» **GIVEN TASK**:
Where does the string "weekly" appear? Copy every line of the entries below that holds it.

» **LISTING**:
--- begin ---
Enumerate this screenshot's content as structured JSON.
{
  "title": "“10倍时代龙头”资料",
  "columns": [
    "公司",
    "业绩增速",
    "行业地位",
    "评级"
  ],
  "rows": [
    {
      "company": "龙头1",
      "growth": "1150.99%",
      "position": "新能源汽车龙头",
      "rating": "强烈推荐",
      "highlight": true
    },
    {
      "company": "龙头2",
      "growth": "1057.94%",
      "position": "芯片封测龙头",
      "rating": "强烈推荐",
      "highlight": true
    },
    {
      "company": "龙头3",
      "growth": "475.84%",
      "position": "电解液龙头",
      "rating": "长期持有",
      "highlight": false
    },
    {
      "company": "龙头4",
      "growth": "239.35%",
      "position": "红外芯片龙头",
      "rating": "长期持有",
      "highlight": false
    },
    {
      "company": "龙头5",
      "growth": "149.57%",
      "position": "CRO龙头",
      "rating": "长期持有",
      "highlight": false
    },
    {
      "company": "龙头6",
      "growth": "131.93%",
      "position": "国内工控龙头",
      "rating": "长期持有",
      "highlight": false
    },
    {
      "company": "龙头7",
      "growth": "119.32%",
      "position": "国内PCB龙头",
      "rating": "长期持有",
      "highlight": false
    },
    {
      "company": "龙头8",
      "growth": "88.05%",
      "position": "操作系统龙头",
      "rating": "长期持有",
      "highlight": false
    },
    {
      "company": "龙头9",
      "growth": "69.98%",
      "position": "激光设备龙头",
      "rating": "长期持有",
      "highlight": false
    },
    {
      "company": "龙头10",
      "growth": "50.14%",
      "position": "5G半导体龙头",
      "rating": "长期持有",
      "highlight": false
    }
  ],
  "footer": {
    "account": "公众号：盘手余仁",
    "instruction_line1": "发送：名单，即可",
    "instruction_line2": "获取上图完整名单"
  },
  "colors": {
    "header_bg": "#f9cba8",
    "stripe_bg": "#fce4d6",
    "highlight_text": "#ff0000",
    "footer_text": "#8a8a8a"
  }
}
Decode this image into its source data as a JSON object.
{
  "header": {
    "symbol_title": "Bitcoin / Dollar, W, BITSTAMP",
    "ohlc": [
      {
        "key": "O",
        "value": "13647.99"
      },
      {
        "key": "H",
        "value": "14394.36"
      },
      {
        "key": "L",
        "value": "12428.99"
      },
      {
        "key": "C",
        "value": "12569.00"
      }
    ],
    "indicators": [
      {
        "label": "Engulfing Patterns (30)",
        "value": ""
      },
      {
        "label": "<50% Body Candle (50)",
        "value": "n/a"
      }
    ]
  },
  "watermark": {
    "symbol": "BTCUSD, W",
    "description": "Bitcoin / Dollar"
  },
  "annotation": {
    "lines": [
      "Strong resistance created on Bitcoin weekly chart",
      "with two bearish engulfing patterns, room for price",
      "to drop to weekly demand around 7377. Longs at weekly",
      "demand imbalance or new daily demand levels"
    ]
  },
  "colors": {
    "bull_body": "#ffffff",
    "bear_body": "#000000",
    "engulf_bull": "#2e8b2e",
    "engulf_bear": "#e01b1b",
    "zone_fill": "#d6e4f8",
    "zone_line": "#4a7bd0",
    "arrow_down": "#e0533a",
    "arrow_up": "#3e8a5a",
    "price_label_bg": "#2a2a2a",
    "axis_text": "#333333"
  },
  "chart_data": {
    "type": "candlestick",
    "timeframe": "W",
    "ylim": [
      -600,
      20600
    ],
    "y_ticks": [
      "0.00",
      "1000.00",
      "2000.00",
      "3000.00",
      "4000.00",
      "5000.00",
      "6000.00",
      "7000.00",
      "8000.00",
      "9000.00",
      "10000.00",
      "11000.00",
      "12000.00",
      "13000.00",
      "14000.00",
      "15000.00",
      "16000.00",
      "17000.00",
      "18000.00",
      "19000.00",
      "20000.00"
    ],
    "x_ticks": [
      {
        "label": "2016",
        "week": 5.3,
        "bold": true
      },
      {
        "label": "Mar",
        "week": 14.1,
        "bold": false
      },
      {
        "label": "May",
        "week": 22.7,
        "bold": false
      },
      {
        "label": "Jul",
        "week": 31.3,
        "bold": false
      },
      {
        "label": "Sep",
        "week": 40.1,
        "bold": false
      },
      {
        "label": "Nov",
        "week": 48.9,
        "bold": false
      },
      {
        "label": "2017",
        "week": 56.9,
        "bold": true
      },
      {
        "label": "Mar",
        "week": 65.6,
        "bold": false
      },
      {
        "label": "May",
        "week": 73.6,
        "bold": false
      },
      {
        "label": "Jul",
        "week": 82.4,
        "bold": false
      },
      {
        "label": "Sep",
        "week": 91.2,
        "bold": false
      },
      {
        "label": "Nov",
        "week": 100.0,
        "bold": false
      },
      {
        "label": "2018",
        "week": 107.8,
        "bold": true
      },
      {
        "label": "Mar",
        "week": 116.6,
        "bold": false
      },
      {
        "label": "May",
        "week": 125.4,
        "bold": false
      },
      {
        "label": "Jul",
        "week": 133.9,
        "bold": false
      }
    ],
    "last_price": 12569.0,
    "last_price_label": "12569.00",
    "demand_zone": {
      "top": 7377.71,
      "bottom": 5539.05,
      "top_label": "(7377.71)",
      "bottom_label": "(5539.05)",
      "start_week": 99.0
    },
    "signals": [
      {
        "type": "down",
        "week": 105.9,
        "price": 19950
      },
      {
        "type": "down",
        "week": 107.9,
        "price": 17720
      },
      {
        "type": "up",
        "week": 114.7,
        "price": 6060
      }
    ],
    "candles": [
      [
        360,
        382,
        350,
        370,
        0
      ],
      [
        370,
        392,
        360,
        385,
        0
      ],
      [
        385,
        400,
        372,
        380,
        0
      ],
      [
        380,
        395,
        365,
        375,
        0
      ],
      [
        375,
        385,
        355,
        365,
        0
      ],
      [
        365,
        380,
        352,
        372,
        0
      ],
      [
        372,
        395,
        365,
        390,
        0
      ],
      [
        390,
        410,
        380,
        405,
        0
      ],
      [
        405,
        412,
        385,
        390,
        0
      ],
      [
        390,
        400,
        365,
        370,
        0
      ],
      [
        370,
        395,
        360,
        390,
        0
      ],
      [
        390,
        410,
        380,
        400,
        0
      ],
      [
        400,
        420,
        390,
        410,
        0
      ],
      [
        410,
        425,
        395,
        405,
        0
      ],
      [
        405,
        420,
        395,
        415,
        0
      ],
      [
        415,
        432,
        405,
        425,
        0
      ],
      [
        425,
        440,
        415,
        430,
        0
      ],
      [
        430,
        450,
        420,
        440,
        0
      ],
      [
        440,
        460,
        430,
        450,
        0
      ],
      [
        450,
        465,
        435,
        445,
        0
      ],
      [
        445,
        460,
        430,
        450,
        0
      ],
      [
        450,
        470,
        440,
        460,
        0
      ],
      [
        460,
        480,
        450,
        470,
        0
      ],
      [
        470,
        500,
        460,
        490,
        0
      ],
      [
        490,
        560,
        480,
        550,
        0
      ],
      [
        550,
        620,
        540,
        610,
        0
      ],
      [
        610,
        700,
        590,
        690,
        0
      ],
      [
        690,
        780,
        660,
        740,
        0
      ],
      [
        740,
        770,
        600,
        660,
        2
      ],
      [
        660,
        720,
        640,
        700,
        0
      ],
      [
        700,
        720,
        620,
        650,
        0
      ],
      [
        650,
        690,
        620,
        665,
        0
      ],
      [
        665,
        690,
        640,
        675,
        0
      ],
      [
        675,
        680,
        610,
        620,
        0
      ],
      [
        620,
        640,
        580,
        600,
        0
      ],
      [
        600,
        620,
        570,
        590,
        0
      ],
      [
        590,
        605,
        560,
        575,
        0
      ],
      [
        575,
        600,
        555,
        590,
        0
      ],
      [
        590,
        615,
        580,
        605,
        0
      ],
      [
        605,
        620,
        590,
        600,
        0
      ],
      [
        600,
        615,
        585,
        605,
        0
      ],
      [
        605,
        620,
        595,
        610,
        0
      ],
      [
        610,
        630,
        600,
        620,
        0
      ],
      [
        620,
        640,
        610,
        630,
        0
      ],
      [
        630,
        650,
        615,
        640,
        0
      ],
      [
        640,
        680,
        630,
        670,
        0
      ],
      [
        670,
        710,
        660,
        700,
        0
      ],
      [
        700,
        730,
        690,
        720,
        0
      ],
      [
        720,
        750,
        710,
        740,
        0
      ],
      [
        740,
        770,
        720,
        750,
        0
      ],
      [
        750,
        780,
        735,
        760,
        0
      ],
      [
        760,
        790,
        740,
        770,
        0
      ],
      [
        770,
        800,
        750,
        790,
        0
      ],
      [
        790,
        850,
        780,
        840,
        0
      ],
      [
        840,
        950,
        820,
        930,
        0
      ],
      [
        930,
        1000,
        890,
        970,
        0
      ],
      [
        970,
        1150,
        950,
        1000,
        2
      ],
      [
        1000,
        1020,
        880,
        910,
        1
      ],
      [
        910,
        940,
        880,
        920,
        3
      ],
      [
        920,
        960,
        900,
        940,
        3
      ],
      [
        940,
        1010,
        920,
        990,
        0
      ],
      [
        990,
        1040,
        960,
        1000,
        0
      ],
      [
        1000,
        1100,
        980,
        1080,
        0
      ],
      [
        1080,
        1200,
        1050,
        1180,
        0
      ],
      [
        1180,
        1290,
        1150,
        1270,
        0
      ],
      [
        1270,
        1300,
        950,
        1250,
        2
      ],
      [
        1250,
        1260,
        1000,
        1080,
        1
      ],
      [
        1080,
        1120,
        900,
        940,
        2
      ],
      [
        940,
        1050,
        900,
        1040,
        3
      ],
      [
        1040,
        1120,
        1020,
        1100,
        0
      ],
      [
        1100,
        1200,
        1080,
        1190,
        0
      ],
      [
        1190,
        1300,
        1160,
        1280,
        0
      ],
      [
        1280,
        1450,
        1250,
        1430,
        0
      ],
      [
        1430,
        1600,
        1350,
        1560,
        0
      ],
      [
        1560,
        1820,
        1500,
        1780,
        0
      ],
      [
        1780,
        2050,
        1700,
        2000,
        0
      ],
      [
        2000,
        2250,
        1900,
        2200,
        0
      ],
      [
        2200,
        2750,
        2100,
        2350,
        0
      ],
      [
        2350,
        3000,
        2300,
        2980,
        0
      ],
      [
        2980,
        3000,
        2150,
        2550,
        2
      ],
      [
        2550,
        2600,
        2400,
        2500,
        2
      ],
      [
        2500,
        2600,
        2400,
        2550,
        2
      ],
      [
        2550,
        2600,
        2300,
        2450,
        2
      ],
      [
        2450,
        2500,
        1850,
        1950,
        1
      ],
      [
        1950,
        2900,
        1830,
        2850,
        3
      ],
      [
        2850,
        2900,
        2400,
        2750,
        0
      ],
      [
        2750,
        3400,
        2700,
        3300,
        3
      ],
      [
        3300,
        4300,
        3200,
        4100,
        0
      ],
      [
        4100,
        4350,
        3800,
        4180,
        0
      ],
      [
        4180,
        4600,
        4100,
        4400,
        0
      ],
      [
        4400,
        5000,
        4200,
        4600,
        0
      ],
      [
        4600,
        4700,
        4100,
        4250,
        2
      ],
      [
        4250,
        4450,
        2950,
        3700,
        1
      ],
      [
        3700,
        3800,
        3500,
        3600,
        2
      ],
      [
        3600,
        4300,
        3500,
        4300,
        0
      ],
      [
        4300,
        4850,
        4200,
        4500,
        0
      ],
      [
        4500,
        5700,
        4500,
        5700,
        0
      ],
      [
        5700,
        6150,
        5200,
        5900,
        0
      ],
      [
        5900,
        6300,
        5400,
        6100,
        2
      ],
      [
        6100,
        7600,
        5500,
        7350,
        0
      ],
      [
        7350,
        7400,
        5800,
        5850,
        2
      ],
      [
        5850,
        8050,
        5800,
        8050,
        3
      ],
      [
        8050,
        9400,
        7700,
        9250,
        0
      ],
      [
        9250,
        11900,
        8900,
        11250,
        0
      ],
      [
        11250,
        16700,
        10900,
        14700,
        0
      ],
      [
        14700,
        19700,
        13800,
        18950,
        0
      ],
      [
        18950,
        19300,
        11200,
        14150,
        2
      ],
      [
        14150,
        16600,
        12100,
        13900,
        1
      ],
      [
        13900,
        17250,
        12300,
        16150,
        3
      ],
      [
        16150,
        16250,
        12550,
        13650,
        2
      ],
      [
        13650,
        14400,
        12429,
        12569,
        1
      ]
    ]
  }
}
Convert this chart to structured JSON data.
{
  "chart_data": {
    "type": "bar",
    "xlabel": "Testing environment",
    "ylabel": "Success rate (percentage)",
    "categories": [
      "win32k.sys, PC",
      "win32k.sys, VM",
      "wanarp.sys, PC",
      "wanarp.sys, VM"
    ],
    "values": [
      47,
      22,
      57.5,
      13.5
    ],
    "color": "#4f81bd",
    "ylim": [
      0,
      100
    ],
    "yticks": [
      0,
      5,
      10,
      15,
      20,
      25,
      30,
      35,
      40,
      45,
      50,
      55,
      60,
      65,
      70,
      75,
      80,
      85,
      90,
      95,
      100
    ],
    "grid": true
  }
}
--- end ---
» **RESULT**:
      "Strong resistance created on Bitcoin weekly chart",
      "to drop to weekly demand around 7377. Longs at weekly",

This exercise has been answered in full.